begin Supplied passage
As you can see, this function returns a string allocated (using trackmem library) with the string selected. In the current example, it is simple since it does not use any other information. You can dive into the file and see other examples which use settings or segment information.

  • 3. Add the new wildcard to the dictionary

At the beginning of XXX file you will find this structure definition:

You can add your new wildcard just by adding the name of the wildcard (the string which will be used to call it) and the name of the function to be used.

  • 4. Improve documentation

Remember to add the information to the new wildcard in the used documentation. Edit the file doc/overview/src/en/appc.dbk and add to the list of the available wildcards the explanation on the new one.
end Supplied passage
begin Provided material
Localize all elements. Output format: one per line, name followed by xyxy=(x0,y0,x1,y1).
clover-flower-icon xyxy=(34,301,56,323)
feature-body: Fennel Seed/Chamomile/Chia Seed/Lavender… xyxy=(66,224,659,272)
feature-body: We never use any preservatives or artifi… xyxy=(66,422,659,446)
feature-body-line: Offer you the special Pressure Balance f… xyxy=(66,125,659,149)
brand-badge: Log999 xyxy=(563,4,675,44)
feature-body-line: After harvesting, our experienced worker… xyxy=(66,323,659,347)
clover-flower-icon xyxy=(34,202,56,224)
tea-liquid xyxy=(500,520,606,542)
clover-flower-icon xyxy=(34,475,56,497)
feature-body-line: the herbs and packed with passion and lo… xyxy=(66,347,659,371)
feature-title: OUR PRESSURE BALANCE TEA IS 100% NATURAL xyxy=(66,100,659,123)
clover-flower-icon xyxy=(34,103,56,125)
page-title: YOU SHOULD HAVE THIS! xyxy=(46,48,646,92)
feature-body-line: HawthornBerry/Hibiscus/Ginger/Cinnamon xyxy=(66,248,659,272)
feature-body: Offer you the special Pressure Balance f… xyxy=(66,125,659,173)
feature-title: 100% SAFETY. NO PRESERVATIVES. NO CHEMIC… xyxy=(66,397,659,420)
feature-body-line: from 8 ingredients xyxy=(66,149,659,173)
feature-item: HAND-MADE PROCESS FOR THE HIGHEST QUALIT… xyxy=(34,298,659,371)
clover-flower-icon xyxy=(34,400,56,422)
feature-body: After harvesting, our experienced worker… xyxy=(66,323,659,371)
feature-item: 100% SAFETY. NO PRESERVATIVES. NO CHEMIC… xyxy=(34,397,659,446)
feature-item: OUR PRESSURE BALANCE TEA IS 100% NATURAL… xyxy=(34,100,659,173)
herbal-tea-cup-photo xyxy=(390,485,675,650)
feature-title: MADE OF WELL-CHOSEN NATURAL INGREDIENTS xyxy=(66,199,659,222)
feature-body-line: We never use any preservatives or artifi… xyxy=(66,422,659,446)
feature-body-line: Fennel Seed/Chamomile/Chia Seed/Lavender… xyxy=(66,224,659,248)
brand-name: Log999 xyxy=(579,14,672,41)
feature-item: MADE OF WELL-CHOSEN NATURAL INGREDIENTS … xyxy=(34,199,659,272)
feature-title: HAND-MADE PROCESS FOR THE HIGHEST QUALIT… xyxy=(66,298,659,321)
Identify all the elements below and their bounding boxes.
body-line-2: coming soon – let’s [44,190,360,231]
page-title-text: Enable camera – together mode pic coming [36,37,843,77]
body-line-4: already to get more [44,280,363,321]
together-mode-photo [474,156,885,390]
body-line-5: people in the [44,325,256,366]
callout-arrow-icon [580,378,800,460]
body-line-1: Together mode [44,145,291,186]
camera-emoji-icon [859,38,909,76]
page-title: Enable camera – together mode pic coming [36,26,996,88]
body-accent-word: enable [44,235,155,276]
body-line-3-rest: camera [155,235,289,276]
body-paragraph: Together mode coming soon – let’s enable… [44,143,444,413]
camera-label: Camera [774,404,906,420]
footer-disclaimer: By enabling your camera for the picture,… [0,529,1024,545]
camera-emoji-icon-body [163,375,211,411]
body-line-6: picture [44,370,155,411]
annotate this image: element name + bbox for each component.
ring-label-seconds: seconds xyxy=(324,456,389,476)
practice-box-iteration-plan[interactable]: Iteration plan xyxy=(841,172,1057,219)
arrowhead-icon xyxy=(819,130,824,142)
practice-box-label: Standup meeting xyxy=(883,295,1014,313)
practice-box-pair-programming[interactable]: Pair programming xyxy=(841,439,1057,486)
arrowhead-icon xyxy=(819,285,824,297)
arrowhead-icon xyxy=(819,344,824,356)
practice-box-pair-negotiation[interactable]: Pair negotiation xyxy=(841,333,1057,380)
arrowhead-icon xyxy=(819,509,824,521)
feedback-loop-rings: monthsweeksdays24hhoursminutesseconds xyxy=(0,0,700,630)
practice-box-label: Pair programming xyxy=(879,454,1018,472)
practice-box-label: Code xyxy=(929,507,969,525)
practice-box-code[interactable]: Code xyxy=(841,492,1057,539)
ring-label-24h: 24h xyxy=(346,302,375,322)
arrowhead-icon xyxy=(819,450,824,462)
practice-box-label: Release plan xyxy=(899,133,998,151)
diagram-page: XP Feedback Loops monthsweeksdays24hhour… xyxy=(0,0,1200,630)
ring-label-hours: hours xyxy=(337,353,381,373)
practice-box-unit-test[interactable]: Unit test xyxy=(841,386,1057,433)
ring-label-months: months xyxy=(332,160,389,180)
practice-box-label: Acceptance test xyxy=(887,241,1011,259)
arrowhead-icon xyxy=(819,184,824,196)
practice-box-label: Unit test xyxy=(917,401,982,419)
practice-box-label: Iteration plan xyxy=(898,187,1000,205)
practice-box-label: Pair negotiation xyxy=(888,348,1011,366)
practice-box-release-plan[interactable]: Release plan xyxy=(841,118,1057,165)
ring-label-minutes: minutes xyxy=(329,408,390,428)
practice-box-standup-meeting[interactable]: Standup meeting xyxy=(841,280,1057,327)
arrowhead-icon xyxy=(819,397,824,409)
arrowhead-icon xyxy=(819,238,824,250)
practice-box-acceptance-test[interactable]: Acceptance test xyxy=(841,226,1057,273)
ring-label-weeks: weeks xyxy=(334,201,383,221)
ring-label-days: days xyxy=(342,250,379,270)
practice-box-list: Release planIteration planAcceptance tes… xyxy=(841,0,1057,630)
end Provided material
• _Tasks_
(a) Answer these questions from the text on adding a wildcard:
(i) Which library is used to allocate the string the function returns?
(ii) What two things do you add to the structure definition to register a new wildcard?
(iii) Which file should be edited to document the new wildcard?
(b) Write out the part of the wildcard text from "You can add" to "to be used.".

• _Per-task outputs_
(a)
(i) The trackmem library.
(ii) The name of the wildcard (the string used to call it) and the name of the function to be used.
(iii) doc/overview/src/en/appc.dbk

(b)
You can add your new wildcard just by adding the name of the wildcard (the string which will be used to call it) and the name of the function to be used.